* START *

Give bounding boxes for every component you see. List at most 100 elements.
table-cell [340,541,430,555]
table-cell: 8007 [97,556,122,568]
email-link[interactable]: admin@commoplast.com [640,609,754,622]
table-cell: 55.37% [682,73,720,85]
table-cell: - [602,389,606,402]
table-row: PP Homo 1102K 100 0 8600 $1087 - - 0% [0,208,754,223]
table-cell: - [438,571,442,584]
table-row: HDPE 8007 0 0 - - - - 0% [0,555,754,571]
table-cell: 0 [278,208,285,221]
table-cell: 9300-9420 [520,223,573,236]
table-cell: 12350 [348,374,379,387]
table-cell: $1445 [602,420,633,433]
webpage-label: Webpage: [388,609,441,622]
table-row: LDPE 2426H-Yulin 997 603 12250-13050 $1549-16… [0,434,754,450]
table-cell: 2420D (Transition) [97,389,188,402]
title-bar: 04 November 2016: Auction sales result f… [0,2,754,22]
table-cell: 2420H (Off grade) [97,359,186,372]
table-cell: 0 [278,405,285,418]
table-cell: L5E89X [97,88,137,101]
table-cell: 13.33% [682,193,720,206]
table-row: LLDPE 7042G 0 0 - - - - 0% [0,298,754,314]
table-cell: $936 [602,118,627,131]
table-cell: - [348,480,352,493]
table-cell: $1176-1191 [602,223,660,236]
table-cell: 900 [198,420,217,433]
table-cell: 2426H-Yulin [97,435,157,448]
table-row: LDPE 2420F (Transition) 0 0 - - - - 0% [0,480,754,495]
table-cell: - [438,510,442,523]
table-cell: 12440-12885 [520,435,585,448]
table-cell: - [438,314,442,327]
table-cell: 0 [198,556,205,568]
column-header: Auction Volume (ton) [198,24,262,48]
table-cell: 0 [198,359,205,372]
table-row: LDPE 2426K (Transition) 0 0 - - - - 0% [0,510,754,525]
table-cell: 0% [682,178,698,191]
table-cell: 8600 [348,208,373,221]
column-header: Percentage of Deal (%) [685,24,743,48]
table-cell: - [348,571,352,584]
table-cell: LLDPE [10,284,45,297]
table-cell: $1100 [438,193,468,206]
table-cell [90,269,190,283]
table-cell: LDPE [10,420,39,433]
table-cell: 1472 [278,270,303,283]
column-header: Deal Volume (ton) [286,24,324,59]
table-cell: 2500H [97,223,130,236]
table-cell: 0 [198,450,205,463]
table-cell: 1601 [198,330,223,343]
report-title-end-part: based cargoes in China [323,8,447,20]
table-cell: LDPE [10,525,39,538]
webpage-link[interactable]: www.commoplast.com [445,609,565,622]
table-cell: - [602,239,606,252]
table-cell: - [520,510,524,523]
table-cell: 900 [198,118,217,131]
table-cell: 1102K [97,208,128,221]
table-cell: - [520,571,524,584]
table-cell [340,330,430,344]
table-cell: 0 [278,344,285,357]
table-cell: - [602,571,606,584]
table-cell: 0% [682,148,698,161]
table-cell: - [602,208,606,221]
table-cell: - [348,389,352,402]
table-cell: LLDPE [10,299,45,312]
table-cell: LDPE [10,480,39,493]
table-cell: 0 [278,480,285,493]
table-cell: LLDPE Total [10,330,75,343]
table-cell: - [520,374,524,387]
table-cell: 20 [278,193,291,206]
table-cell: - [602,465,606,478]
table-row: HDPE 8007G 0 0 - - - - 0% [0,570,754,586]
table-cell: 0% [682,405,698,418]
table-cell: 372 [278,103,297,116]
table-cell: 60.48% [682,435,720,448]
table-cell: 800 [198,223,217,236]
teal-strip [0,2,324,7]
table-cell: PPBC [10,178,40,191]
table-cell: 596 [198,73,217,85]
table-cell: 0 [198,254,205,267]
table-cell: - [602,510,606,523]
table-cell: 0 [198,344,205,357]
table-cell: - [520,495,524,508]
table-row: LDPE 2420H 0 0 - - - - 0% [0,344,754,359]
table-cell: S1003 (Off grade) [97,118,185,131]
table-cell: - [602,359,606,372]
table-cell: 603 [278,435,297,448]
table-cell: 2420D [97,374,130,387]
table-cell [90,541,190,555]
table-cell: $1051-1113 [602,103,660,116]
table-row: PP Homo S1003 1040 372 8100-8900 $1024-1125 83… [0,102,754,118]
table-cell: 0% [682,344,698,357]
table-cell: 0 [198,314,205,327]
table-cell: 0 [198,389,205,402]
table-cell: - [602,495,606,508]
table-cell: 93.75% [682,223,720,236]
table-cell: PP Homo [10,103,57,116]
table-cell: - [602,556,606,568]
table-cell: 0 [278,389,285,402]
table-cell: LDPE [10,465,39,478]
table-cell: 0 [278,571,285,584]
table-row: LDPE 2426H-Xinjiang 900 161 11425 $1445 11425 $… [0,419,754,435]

* END *

■ WHAT IS REQUIRED ■
Set down all the items above again, line for line and with no changes.

■ TASK RESULT ■
Give bounding boxes for every component you see. List at most 100 elements.
table-cell [340,541,430,555]
table-cell: 8007 [97,556,122,568]
email-link[interactable]: admin@commoplast.com [640,609,754,622]
table-cell: 55.37% [682,73,720,85]
table-cell: - [602,389,606,402]
table-row: PP Homo 1102K 100 0 8600 $1087 - - 0% [0,208,754,223]
table-cell: - [438,571,442,584]
table-row: HDPE 8007 0 0 - - - - 0% [0,555,754,571]
table-cell: 0 [278,208,285,221]
table-cell: 9300-9420 [520,223,573,236]
table-cell: 12350 [348,374,379,387]
table-cell: $1445 [602,420,633,433]
webpage-label: Webpage: [388,609,441,622]
table-row: LDPE 2426H-Yulin 997 603 12250-13050 $1549-16… [0,434,754,450]
table-cell: 2420D (Transition) [97,389,188,402]
title-bar: 04 November 2016: Auction sales result f… [0,2,754,22]
table-cell: 2420H (Off grade) [97,359,186,372]
table-cell: 0 [278,405,285,418]
table-cell: L5E89X [97,88,137,101]
table-cell: 13.33% [682,193,720,206]
table-row: LLDPE 7042G 0 0 - - - - 0% [0,298,754,314]
table-cell: $936 [602,118,627,131]
table-cell: - [348,480,352,493]
table-cell: $1176-1191 [602,223,660,236]
table-cell: 900 [198,420,217,433]
table-cell: 2426H-Yulin [97,435,157,448]
table-row: LDPE 2420F (Transition) 0 0 - - - - 0% [0,480,754,495]
table-cell: - [438,510,442,523]
table-cell: 12440-12885 [520,435,585,448]
table-cell: - [438,314,442,327]
table-cell: 0 [198,556,205,568]
column-header: Auction Volume (ton) [198,24,262,48]
table-cell: 0 [198,359,205,372]
table-row: LDPE 2426K (Transition) 0 0 - - - - 0% [0,510,754,525]
table-cell: 0% [682,178,698,191]
table-cell: 8600 [348,208,373,221]
column-header: Percentage of Deal (%) [685,24,743,48]
table-cell: - [348,571,352,584]
table-cell: LLDPE [10,284,45,297]
table-cell: $1100 [438,193,468,206]
table-cell [90,269,190,283]
table-cell: LDPE [10,420,39,433]
table-cell: 1472 [278,270,303,283]
column-header: Deal Volume (ton) [286,24,324,59]
table-cell: 2500H [97,223,130,236]
table-cell: 0 [198,450,205,463]
table-cell: 1601 [198,330,223,343]
report-title-end-part: based cargoes in China [323,8,447,20]
table-cell: LDPE [10,525,39,538]
webpage-link[interactable]: www.commoplast.com [445,609,565,622]
table-cell: - [602,239,606,252]
table-cell: - [520,510,524,523]
table-cell: 900 [198,118,217,131]
table-cell: 1102K [97,208,128,221]
table-cell: - [520,571,524,584]
table-cell [340,330,430,344]
table-cell: 0 [278,344,285,357]
table-cell: - [602,571,606,584]
table-cell: 0% [682,148,698,161]
table-cell: - [602,208,606,221]
table-cell: - [348,389,352,402]
table-cell: LLDPE [10,299,45,312]
table-cell: LDPE [10,480,39,493]
table-cell: 0 [278,480,285,493]
table-cell: LLDPE Total [10,330,75,343]
table-cell: - [520,374,524,387]
table-cell: 20 [278,193,291,206]
table-cell: - [602,465,606,478]
table-row: HDPE 8007G 0 0 - - - - 0% [0,570,754,586]
table-cell: 0% [682,405,698,418]
table-cell: 372 [278,103,297,116]
table-cell: 60.48% [682,435,720,448]
table-cell: 800 [198,223,217,236]
teal-strip [0,2,324,7]
table-cell: PPBC [10,178,40,191]
table-cell: 596 [198,73,217,85]
table-cell: 0 [198,254,205,267]
table-cell: - [602,510,606,523]
table-cell: 0 [198,344,205,357]
table-cell: - [520,495,524,508]
table-row: LDPE 2420H 0 0 - - - - 0% [0,344,754,359]
table-cell: S1003 (Off grade) [97,118,185,131]
table-cell: - [602,359,606,372]
table-cell: 603 [278,435,297,448]
table-cell: 2420D [97,374,130,387]
table-cell [90,541,190,555]
table-cell: $1051-1113 [602,103,660,116]
table-row: PP Homo S1003 1040 372 8100-8900 $1024-1125 83… [0,102,754,118]
table-cell: 0% [682,344,698,357]
table-cell: 0 [198,314,205,327]
table-cell: 0 [198,389,205,402]
table-cell: - [602,495,606,508]
table-cell: 93.75% [682,223,720,236]
table-cell: PP Homo [10,103,57,116]
table-cell: - [602,556,606,568]
table-cell: 0 [278,389,285,402]
table-cell: LDPE [10,465,39,478]
table-cell: 0 [278,571,285,584]
table-row: LDPE 2426H-Xinjiang 900 161 11425 $1445 11425 $… [0,419,754,435]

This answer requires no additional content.